▶ **Stated task**
Extract each line of the records below that contains the word "累计新增生产能力".

▶ **Extracted information**
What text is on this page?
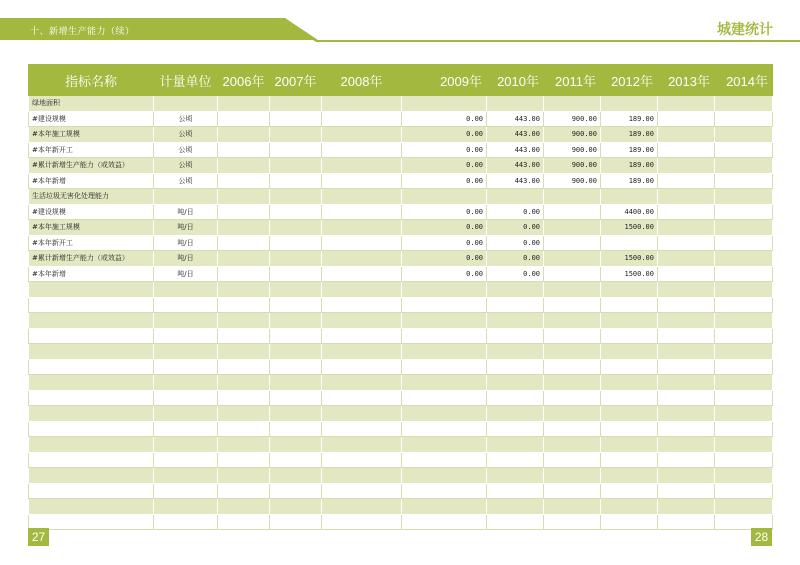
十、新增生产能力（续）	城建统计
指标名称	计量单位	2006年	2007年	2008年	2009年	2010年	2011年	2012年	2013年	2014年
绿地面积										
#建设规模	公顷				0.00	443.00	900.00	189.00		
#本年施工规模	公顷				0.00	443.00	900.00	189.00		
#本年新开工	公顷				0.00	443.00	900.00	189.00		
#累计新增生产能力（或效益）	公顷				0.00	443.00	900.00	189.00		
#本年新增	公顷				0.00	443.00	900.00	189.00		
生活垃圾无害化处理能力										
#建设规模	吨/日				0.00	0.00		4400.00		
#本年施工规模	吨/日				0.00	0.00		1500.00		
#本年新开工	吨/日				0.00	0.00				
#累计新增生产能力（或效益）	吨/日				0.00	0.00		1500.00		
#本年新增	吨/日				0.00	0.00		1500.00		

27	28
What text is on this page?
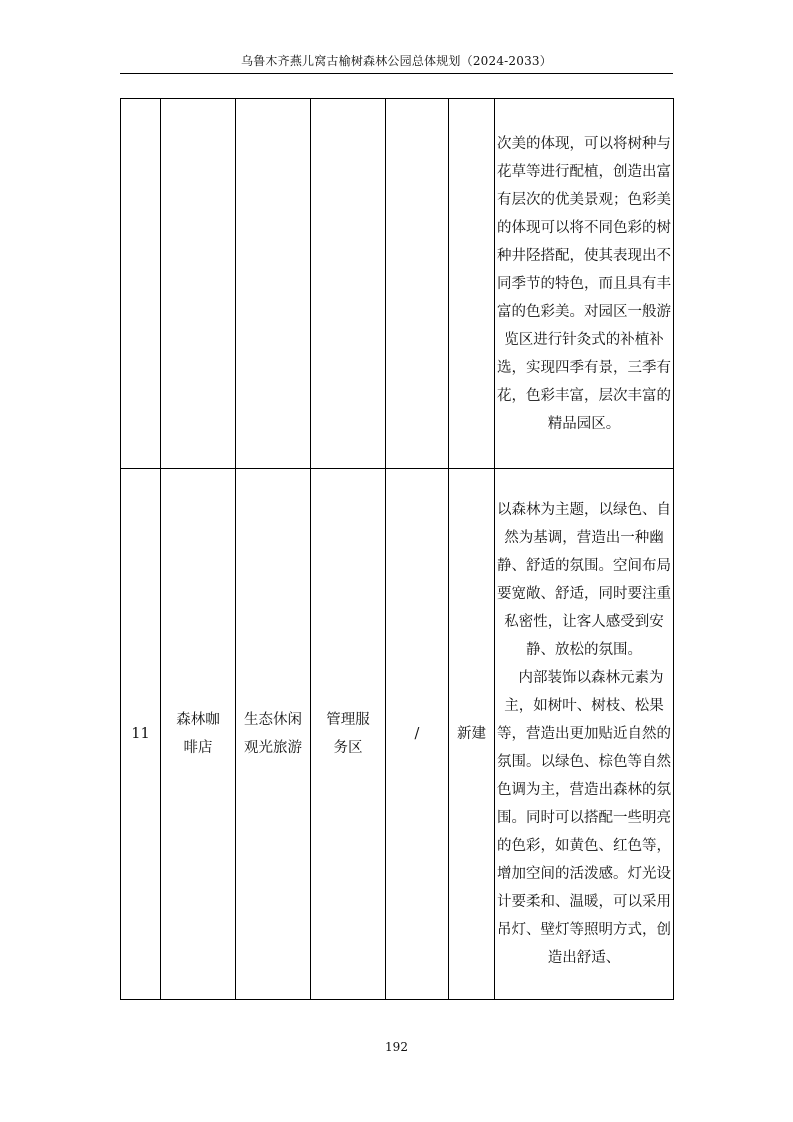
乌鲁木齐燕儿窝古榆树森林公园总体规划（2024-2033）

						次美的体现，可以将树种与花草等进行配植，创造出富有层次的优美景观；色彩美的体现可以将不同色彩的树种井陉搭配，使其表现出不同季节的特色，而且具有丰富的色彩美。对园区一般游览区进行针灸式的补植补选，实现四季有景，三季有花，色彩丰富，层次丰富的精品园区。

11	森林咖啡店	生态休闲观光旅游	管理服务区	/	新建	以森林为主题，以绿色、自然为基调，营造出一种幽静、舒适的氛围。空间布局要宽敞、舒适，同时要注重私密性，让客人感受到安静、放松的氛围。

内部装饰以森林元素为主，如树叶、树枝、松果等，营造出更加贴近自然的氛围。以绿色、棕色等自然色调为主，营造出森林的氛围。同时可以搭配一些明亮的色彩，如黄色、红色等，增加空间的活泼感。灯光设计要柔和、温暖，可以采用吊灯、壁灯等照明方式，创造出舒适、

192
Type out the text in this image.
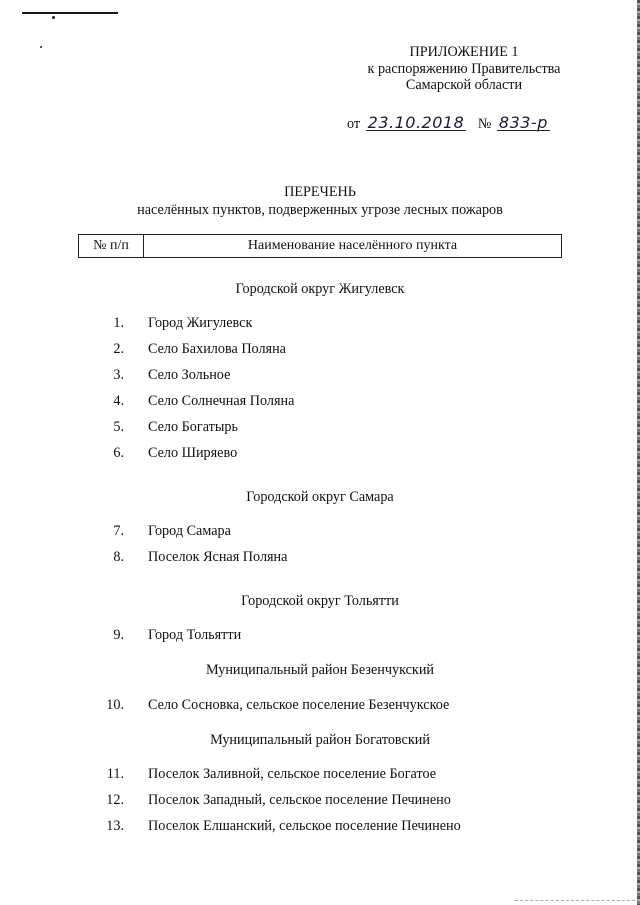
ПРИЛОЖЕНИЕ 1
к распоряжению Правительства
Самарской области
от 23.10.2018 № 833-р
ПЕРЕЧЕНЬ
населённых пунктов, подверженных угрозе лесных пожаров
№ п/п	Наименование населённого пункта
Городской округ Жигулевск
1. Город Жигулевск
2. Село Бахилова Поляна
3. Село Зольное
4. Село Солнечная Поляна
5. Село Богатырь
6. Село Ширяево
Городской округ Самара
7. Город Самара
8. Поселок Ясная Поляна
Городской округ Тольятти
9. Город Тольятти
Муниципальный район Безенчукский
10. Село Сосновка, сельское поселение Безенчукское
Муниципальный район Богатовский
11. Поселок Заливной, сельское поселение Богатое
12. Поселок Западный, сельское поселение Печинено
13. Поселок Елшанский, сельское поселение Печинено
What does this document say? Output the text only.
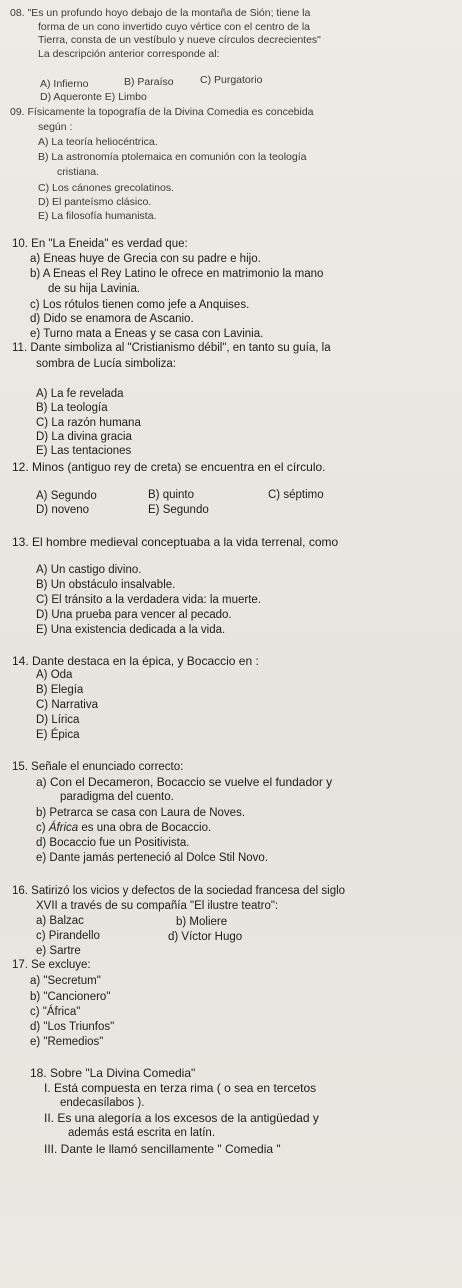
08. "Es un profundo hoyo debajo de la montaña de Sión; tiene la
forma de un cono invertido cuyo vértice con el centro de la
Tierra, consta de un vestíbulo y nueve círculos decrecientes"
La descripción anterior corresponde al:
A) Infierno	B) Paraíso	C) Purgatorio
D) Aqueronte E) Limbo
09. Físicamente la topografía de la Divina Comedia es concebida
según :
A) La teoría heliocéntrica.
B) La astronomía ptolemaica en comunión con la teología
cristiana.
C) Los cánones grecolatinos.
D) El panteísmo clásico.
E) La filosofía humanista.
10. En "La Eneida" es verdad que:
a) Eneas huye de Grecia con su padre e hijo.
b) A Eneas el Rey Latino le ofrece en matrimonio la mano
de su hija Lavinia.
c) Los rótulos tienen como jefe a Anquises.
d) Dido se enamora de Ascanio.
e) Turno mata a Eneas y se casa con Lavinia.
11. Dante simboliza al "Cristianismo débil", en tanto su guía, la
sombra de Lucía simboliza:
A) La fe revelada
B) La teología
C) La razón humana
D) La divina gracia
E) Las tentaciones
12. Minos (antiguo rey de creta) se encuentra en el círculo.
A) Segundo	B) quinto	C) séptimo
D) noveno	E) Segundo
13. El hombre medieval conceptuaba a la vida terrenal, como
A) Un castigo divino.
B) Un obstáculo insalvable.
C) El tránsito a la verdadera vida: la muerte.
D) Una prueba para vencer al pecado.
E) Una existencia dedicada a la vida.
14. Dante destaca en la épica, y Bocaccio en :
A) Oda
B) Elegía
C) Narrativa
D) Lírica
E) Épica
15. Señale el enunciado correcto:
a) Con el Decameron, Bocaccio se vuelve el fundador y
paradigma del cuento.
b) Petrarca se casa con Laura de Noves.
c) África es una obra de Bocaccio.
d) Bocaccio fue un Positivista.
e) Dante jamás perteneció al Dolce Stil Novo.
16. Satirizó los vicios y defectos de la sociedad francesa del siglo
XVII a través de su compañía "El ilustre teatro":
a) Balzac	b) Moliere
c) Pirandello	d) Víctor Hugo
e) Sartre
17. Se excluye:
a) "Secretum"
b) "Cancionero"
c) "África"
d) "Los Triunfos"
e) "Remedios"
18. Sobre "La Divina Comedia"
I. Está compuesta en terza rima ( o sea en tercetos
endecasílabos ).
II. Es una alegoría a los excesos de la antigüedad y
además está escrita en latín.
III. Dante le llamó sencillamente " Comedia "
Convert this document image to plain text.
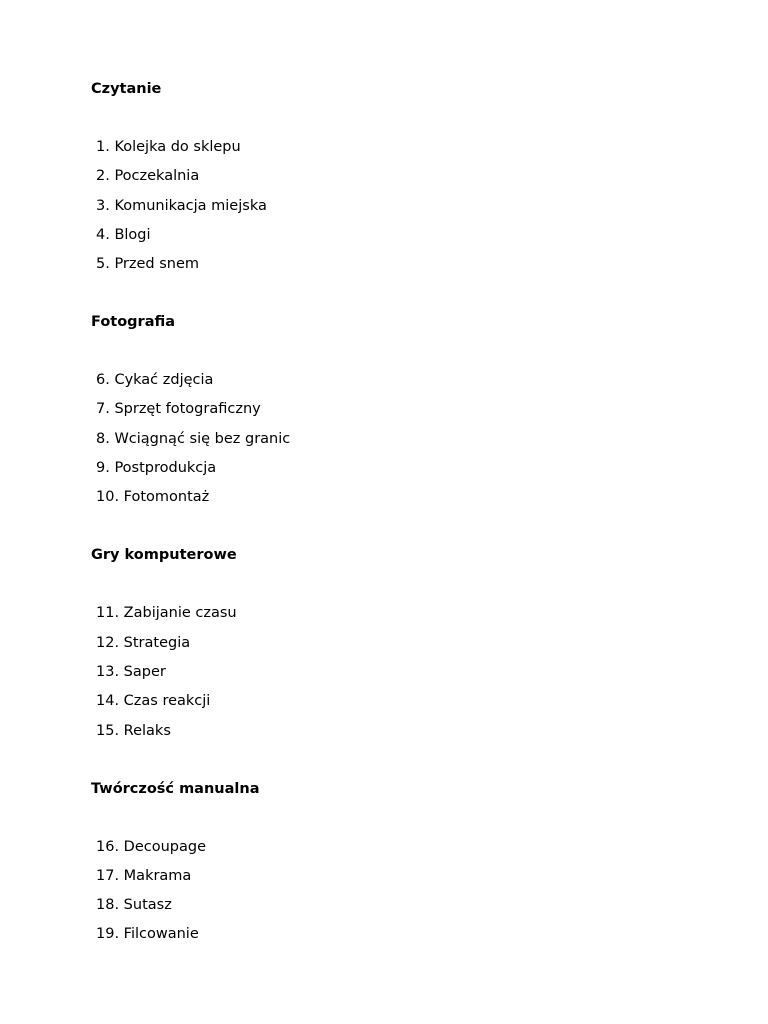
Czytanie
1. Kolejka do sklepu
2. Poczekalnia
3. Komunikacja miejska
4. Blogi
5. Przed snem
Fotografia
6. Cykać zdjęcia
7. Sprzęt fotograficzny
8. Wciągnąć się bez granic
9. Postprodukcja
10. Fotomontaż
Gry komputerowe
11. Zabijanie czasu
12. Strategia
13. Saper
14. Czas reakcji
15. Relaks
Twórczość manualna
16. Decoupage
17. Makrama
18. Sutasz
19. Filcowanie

▶ **Task output**
#累计新增生产能力（或效益）	公顷				0.00	443.00	900.00	189.00		
#累计新增生产能力（或效益）	吨/日				0.00	0.00		1500.00		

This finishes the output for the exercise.